YOUR TASK:
Please continue the forum thread about identifying the puppy's breed, picking up right after the last quoted post.

TEXT EXTRACT:
** Start **
# Any idea what breed this poor puppy is???



## LincolnsMom (Sep 28, 2010)

My guess is a white Shepard/aussie cross but i'm not sure at all. ;p I can tell veryyy cute though : )


----------



## Ljilly28 (Jan 22, 2008)

I also think a shepherd mix.


----------



## lovemydoggiesx2 (Sep 5, 2010)

Really? He is very small though. There was another pic of him in a cat bed. My guess is that he is only about 10 lbs. And his little feet are tiny.


----------



## lovemydoggiesx2 (Sep 5, 2010)

I just got an email from the owners daughter. She said she cant take the pup cause she already has 4. He is a Podenco? I googled it and it looks to be like a greyhound type of hunting dog. He is really small so he must be younger than 6 mos....


----------



## janine (Aug 8, 2009)

Look how skinnny he is :-( 
I have no clue what he is but his blue eyes could be Aussie.
What did I tell you about looking on for more dogs!!!!! Crazy dog lady  
If I had the room and money I would be doing the same thing...


----------



## Megora (Jun 7, 2010)

lovemydoggiesx2 said:


> I just got an email from the owners daughter. She said she cant take the pup cause she already has 4. He is a Podenco? I googled it and it looks to be like a greyhound type of hunting dog. He is really small so he must be younger than 6 mos....
** End **
Records from a data source:
** Start **
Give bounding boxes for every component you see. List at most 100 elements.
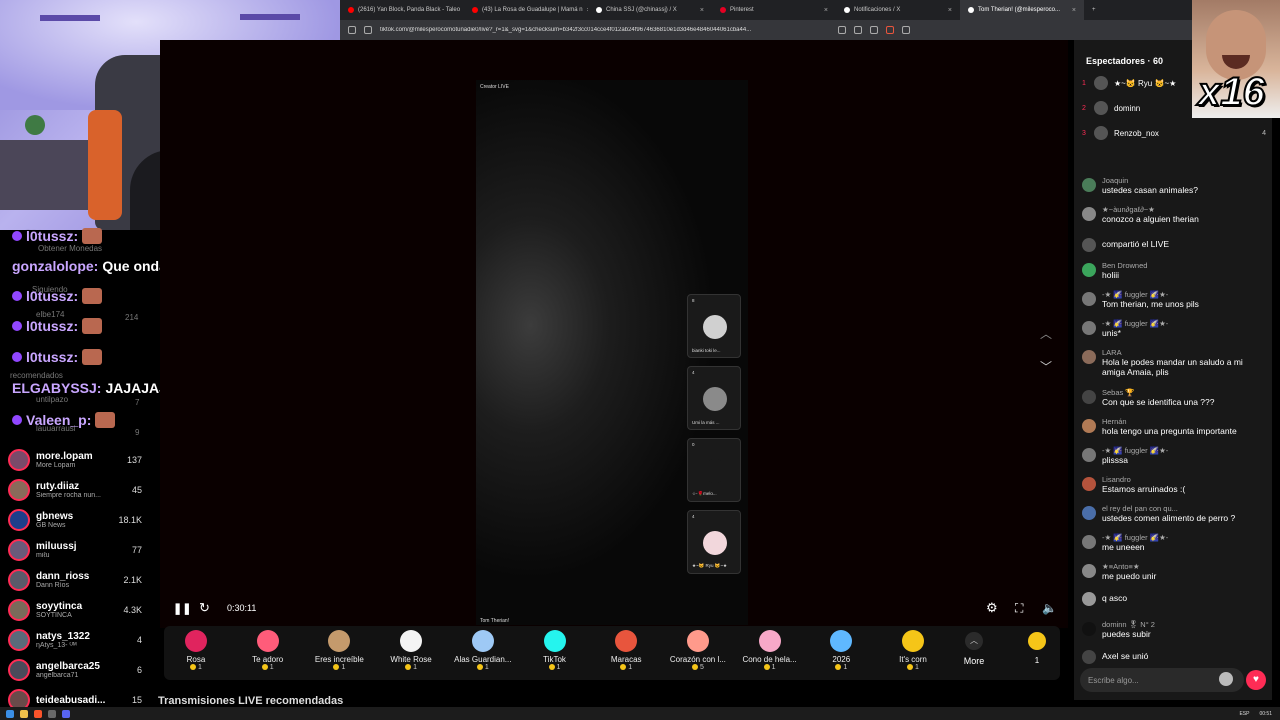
puzzle-icon[interactable] (902, 26, 910, 34)
viewer-name: dominn (1114, 103, 1141, 113)
explorer-icon[interactable] (20, 709, 28, 718)
channel-nickname: More Lopam (36, 462, 76, 469)
chat-text: compartió el LIVE (1102, 239, 1170, 249)
chat-message: Axel se unió (1082, 648, 1268, 664)
gift-item[interactable]: It's corn 1 (880, 630, 946, 671)
player-controls: ❚❚ ↻ 0:30:11 ⚙ ⛶ 🔈 (160, 596, 1068, 620)
viewer-name: ★~😺 Ryu 😺~★ (1114, 78, 1177, 88)
gift-item[interactable]: Cono de hela... 1 (737, 630, 803, 671)
live-channel-item[interactable]: miluussj miℓu 77 (0, 535, 152, 565)
chat-text: unis* (1102, 328, 1121, 338)
chat-text: Con que se identifica una ??? (1102, 397, 1215, 407)
tab-favicon-icon (720, 7, 726, 13)
gift-cost: 1 (306, 664, 372, 671)
chat-message: Hernán hola tengo una pregunta importante (1082, 417, 1268, 436)
more-gifts-button[interactable]: ︿ More (960, 632, 988, 666)
chat-username: Joaquin (1102, 176, 1129, 185)
browser-icon[interactable] (34, 709, 42, 718)
discord-icon[interactable] (62, 709, 70, 718)
viewers-title[interactable]: Espectadores · 60 (1086, 56, 1163, 66)
browser-tab[interactable]: (2616) Yan Block, Panda Black - Taleo× (340, 0, 464, 20)
live-channel-item[interactable]: ruty.diiaz Siempre rocha nun... 45 (0, 475, 152, 505)
gift-item[interactable]: Corazón con l... 5 (665, 630, 731, 671)
gift-icon (328, 630, 351, 652)
volume-icon[interactable]: 🔈 (1042, 601, 1057, 615)
live-stream-area: Creator LIVE Tom Therian! 8 bianki toki l… (160, 40, 1068, 628)
gift-item[interactable]: Maracas 1 (593, 630, 659, 671)
browser-tab[interactable]: China SSJ (@chinassj) / X × (588, 0, 712, 20)
fullscreen-icon[interactable]: ⛶ (1015, 601, 1023, 616)
viewer-count: 2.1K (123, 575, 142, 585)
guest-tile[interactable]: 0 ☆-🌹melo... (687, 438, 741, 502)
windows-start-icon[interactable] (6, 709, 14, 718)
guest-tile[interactable]: 8 bianki toki le... (687, 294, 741, 358)
pause-icon[interactable]: ❚❚ (173, 602, 191, 615)
gift-icon (471, 630, 494, 652)
gift-item[interactable]: Alas Guardian... 1 (450, 630, 516, 671)
live-channel-item[interactable]: natys_1322 ηAtys_13- ᴼᴹ 4 (0, 625, 152, 655)
url-field[interactable]: tiktok.com/@milesperocomotunadie0/live?_… (380, 27, 830, 33)
next-live-chevron-down-icon[interactable]: ﹀ (1040, 358, 1052, 375)
chat-body: -★ 🌠 fuggler 🌠★- me uneeen (1102, 533, 1168, 552)
chat-text: me puedo unir (1102, 571, 1157, 581)
browser-tab[interactable]: Notificaciones / X × (836, 0, 960, 20)
site-info-icon[interactable] (364, 26, 372, 34)
guest-name: bianki toki le... (692, 348, 721, 353)
browser-tab[interactable]: Tom Therian! (@milesperoco... × (960, 0, 1084, 20)
gift-cost: 1 (450, 664, 516, 671)
bookmark-icon[interactable] (348, 26, 356, 34)
gift-item[interactable]: Rosa 1 (163, 630, 229, 671)
refresh-icon[interactable]: ↻ (199, 600, 210, 616)
live-channel-item[interactable]: gbnews GB News 18.1K (0, 505, 152, 535)
heart-like-icon[interactable]: ♥ (1246, 670, 1266, 690)
settings-gear-icon[interactable]: ⚙ (986, 600, 998, 616)
stream-chat-username: ELGABYSSJ: (12, 380, 102, 396)
channel-text: ruty.diiaz Siempre rocha nun... (36, 481, 112, 499)
top-viewer-row[interactable]: 3 Renzob_nox 4 (1082, 126, 1266, 140)
star-icon[interactable] (870, 26, 878, 34)
guest-tile[interactable]: 4 Umi la más ... (687, 366, 741, 430)
new-tab-button[interactable]: + (1084, 0, 1104, 20)
close-icon[interactable]: × (824, 7, 828, 14)
chat-body: Ben Drowned holiii (1102, 261, 1147, 280)
gift-item[interactable]: Eres increíble 1 (306, 630, 372, 671)
live-channel-item[interactable]: dann_rioss Dann Ríos 2.1K (0, 565, 152, 595)
stream-chat-line: l0tussz: (12, 288, 103, 304)
live-channels-sidebar: more.lopam More Lopam 137 ruty.diiaz Siempre… (0, 445, 152, 711)
guest-score: 4 (692, 514, 695, 519)
emoji-icon[interactable] (1219, 672, 1233, 686)
browser-tab[interactable]: Pinterest × (712, 0, 836, 20)
gift-item[interactable]: 2026 1 (808, 630, 874, 671)
tab-title: Tom Therian! (@milesperoco... (978, 7, 1061, 13)
channel-name: natys_1322 (36, 631, 90, 642)
live-channel-item[interactable]: more.lopam More Lopam 137 (0, 445, 152, 475)
browser-tab[interactable]: (43) La Rosa de Guadalupe | Mamá n× (464, 0, 588, 20)
close-icon[interactable]: × (700, 7, 704, 14)
gift-item[interactable]: TikTok 1 (522, 630, 588, 671)
close-icon[interactable]: × (948, 7, 952, 14)
zoom-icon[interactable] (854, 26, 862, 34)
language-indicator[interactable]: ESP (1239, 711, 1249, 717)
tab-title: (2616) Yan Block, Panda Black - Taleo (358, 7, 461, 13)
channel-name: angelbarca25 (36, 661, 100, 672)
gift-cost: 1 (522, 664, 588, 671)
live-channel-item[interactable]: angelbarca25 angelbarca71 6 (0, 655, 152, 685)
coin-wallet-button[interactable]: 1 (1024, 632, 1050, 665)
previous-live-chevron-up-icon[interactable]: ︿ (1040, 325, 1052, 342)
gift-item[interactable]: White Rose 1 (378, 630, 444, 671)
live-channel-item[interactable]: soyytinca SOYTINCA 4.3K (0, 595, 152, 625)
chat-body: q asco (1102, 590, 1127, 606)
extension-icon[interactable] (886, 26, 894, 34)
gift-item[interactable]: Te adoro 1 (235, 630, 301, 671)
gifts-bar: Rosa 1 Te adoro 1 Eres increíble 1 White Rose 1… (164, 626, 1060, 680)
close-icon[interactable]: × (1072, 7, 1076, 14)
tab-title: Pinterest (730, 7, 754, 13)
translate-icon[interactable] (838, 26, 846, 34)
channel-name: teideabusadi... (36, 694, 106, 706)
chat-message: Ben Drowned holiii (1082, 261, 1268, 280)
guest-tile[interactable]: 4 ★~😺 Ryu 😺~★ (687, 510, 741, 574)
tab-title: Notificaciones / X (854, 7, 901, 13)
stream-chat-username: Valeen_p: (26, 412, 92, 428)
clock[interactable]: 00:51 (1259, 711, 1272, 717)
app-icon[interactable] (48, 709, 56, 718)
** End **
ANSWER TO THE TASK:
*nods* I had no idea looking at his pic, but guessed that he was one of those foreign dogs we don't have over here... 

Handsome dogs from the pics I glanced at... pharoah hound relatives..










If he's a greyhound, he likely isn't that much underweight (the number one reason why I would be a bad greyhound owner is they all look undernourished to me). But he does look really young in that pic. And he has gold eyes<:


----------



## esSJay (Apr 13, 2009)

I see maybe a bit of jack russel in him. I'm trying to think of other small breeds that have a longer nose like this guy.

Poor thing... that picture showing how skinny he is made me feel sick.  Thank you for helping him!


----------



## Karen519 (Aug 21, 2006)

*Oh*

Poor little guy-so skinny.

Aren't they available in the evening. Hope you can get him!!


----------



## Emma&Tilly (May 15, 2005)

Just looks like a typical lurcher pup to me. Very sweet.


----------



## Retrieverlover (Feb 8, 2010)

My first thought was an ibizian hound mix


----------



## tessalover (Nov 29, 2009)

lovemydoggiesx2 said:


> I may be headed out this weekend to pick up this poor little puppy...he is suppose to be 6 months old and is in horrible shape. I would go get him now but they said they arnt free till Saturday. Dont really undertand the situation but I think they said they found him, and cant keep him. He is emaciated and very fearful and doesnt leave his dog bed...We are moving Saturday so this really isnt the best timing but when I see puppies in need....
> 
> Any ideas what this little guy is. He is really small. Obviously a terrier mix but I am stumped. I think hes really cute and my heart is broke about him.
> 
> Thanks


Ok You said that the people said he was Podenco, so I searched it on google and this is what i found. REAL SOCIEDAD CANINA ESPAÑA . If you move down the page just a little there's a completely decription of that breed of dog and I thought it might help.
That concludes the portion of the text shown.